_Request_. For this exercise, copy out each line of the material below that includes "color".

Records from a data collection:
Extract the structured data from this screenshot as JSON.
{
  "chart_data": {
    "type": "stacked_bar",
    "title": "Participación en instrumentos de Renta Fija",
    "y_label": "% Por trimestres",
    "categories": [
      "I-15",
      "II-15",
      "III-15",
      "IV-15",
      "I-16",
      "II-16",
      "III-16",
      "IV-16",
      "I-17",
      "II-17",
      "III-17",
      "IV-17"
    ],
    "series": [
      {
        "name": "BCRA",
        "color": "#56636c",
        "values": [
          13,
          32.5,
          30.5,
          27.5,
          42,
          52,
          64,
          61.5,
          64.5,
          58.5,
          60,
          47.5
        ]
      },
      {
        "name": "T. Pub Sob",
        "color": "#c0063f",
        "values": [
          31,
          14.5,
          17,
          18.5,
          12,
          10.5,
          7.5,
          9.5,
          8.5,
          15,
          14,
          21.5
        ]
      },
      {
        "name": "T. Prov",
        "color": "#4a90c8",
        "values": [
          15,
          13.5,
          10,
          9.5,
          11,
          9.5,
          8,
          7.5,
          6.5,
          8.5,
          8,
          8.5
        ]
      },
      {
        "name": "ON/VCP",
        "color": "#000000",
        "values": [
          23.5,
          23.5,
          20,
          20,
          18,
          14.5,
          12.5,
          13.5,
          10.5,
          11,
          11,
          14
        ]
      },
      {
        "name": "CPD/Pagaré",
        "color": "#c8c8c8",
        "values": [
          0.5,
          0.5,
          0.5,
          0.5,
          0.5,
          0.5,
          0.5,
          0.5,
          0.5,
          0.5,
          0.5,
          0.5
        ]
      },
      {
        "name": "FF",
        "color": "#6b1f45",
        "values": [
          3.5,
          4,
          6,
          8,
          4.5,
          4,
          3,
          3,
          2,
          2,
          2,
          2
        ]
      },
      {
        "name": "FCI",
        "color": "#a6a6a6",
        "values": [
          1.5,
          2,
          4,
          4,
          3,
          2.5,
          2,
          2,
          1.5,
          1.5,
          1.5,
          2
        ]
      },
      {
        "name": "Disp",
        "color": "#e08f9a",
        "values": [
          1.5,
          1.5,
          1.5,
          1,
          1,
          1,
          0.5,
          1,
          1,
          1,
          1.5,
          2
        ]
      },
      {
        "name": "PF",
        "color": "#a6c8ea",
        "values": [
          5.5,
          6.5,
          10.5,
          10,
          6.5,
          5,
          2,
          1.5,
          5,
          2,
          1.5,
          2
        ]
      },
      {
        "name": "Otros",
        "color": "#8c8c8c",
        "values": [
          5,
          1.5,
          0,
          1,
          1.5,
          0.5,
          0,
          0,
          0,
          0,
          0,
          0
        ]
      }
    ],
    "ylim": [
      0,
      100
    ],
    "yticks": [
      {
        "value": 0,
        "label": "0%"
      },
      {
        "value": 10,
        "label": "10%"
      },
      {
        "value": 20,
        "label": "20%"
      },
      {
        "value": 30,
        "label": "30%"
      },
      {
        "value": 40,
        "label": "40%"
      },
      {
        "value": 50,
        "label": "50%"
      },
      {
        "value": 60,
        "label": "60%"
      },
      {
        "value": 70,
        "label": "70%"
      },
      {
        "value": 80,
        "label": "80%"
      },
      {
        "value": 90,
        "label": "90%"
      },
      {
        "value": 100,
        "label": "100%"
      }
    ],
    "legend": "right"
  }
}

_Complete output_.
        "color": "#56636c",
        "color": "#c0063f",
        "color": "#4a90c8",
        "color": "#000000",
        "color": "#c8c8c8",
        "color": "#6b1f45",
        "color": "#a6a6a6",
        "color": "#e08f9a",
        "color": "#a6c8ea",
        "color": "#8c8c8c",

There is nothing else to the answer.